------ Supplied records

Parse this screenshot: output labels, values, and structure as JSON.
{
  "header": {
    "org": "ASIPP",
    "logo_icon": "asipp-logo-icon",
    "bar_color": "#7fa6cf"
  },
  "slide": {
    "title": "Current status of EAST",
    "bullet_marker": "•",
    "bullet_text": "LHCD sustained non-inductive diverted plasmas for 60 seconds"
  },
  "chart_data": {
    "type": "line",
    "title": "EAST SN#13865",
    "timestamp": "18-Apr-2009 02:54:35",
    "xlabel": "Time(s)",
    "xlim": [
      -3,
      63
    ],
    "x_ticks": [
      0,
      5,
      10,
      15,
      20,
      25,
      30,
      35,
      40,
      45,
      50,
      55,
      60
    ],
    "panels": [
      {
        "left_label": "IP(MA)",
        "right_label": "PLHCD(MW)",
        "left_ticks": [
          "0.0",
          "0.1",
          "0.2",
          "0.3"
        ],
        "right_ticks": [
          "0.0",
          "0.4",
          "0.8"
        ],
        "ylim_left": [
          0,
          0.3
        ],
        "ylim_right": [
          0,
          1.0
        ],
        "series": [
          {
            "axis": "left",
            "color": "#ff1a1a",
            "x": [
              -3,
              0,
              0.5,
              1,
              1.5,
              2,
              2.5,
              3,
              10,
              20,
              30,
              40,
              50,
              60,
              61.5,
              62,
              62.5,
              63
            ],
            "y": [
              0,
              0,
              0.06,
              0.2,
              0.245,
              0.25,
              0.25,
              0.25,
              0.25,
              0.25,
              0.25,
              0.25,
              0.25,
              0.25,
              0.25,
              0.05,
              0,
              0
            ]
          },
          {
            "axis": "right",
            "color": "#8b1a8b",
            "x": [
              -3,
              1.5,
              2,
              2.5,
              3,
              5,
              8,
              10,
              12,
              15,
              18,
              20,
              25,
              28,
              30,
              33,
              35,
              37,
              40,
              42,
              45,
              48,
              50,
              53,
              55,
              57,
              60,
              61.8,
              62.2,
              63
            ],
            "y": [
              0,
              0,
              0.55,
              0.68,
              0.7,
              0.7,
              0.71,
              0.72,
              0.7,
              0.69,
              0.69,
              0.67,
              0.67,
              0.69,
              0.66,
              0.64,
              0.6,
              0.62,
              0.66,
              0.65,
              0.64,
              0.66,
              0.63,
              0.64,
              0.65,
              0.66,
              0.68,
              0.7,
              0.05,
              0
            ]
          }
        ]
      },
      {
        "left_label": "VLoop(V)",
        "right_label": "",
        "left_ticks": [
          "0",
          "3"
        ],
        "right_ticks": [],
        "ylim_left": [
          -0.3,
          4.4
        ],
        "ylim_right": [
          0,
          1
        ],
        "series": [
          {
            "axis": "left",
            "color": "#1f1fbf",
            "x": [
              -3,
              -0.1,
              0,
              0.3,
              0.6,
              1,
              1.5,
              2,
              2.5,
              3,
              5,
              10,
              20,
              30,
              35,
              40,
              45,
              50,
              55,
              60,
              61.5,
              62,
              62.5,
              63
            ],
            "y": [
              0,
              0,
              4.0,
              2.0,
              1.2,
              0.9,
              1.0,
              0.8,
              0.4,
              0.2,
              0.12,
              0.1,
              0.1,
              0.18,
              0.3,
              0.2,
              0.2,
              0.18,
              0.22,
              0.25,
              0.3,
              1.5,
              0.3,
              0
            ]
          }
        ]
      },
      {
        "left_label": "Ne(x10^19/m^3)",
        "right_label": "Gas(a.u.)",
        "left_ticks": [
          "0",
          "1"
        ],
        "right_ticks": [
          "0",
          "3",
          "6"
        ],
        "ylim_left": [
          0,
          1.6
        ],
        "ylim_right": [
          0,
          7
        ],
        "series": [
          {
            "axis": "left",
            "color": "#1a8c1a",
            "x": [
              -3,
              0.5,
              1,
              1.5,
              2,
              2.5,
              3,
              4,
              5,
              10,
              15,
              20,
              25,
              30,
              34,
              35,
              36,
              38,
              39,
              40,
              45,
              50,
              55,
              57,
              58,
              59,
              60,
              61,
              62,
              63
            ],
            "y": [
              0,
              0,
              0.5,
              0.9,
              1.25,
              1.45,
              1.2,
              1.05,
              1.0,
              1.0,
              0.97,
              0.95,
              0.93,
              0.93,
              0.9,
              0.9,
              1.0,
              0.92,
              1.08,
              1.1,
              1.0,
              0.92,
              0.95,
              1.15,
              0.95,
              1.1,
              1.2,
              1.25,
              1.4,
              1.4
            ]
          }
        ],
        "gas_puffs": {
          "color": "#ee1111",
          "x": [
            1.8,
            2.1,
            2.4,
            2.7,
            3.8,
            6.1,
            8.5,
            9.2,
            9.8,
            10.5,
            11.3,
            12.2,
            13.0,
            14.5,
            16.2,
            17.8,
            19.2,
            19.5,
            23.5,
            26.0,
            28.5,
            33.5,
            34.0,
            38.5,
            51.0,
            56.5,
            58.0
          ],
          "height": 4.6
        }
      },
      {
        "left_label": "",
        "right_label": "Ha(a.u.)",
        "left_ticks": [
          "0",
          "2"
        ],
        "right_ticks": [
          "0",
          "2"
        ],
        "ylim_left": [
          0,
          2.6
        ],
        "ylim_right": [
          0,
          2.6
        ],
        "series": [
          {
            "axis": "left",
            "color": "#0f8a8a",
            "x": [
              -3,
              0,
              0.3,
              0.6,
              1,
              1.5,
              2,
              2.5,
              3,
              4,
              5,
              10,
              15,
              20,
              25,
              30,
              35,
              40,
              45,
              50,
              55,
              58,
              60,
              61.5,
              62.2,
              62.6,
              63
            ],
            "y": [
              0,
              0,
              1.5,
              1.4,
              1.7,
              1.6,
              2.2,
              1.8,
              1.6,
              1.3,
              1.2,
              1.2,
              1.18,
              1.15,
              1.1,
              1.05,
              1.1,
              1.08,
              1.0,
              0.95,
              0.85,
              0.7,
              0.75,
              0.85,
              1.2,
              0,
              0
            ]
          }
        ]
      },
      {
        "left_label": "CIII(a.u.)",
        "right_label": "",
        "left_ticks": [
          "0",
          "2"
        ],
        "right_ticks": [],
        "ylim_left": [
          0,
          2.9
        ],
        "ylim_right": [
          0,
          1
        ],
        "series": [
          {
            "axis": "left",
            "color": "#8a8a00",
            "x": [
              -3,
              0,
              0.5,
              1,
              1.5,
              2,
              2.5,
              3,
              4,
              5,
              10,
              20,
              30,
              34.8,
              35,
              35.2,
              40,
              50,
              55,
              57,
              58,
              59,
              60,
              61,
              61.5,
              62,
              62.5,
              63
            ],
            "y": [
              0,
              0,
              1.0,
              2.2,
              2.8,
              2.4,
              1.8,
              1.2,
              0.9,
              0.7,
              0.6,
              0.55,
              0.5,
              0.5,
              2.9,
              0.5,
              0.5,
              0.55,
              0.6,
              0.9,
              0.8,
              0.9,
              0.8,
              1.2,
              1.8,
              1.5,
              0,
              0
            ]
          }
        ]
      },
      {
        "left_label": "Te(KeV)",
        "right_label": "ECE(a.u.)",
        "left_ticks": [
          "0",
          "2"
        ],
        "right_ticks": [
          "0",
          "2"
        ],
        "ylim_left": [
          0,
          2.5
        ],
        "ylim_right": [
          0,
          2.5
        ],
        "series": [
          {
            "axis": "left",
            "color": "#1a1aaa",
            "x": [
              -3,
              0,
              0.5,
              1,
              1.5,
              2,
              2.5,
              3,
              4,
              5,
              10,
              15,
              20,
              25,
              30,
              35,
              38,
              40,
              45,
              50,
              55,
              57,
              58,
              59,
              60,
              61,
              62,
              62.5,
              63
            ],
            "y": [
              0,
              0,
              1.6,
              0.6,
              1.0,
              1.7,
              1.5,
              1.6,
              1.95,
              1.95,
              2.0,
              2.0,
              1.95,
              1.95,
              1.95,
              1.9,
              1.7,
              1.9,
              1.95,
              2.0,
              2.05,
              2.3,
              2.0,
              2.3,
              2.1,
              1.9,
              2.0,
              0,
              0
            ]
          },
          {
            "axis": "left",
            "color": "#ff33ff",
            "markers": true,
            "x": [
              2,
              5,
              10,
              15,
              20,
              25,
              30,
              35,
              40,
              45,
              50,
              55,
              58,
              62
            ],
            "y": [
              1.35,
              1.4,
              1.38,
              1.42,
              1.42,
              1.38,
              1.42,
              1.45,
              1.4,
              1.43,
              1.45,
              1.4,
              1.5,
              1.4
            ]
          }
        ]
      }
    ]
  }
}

------------

Return the lines of the records that include the string "EAST".

    "title": "Current status of EAST",
    "title": "EAST SN#13865",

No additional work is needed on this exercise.